** TASK PROMPT **
Work out how many lines of the listing hold "sans", then state only that count.

**** INPUT ROWS ****

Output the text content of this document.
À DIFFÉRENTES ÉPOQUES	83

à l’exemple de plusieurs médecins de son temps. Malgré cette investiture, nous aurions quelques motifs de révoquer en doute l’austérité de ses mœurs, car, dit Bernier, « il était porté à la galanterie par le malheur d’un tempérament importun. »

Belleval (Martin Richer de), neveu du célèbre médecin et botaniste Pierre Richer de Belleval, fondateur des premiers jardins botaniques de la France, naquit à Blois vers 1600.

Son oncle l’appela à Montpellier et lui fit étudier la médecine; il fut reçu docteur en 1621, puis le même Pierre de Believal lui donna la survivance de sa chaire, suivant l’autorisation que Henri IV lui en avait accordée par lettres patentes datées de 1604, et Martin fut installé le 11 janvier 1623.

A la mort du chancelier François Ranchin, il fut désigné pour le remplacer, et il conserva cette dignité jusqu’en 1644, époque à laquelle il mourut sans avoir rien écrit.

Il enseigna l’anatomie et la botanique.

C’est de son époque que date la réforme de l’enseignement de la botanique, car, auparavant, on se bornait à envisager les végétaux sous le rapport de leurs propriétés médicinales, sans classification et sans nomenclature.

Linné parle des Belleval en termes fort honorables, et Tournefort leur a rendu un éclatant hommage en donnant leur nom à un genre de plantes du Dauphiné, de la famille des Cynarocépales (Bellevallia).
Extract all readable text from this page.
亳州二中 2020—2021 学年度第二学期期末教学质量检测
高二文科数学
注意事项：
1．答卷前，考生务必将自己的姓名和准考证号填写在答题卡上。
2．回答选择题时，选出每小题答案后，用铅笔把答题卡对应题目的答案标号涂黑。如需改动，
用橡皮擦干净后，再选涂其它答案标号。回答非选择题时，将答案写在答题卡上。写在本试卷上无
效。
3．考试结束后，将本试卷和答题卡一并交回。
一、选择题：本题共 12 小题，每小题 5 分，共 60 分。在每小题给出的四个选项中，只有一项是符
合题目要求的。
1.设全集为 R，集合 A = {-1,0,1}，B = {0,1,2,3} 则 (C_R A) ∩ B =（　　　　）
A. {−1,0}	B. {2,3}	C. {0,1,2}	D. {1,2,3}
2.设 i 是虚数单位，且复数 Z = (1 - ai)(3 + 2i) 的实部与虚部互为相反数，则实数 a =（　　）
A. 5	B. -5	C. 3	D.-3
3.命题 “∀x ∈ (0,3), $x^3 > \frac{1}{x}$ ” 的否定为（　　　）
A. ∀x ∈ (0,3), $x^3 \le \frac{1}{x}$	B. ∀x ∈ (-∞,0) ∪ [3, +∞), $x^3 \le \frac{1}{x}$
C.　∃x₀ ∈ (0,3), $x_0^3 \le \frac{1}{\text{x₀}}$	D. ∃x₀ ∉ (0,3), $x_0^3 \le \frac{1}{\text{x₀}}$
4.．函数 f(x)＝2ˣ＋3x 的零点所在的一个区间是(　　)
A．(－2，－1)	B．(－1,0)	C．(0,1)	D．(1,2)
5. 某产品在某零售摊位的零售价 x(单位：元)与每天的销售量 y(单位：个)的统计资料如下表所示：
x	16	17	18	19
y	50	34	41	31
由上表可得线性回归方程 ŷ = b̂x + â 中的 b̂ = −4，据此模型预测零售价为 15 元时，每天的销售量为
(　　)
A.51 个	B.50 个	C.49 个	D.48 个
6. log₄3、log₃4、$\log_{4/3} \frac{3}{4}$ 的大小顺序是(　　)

****

** RESPONSE **
2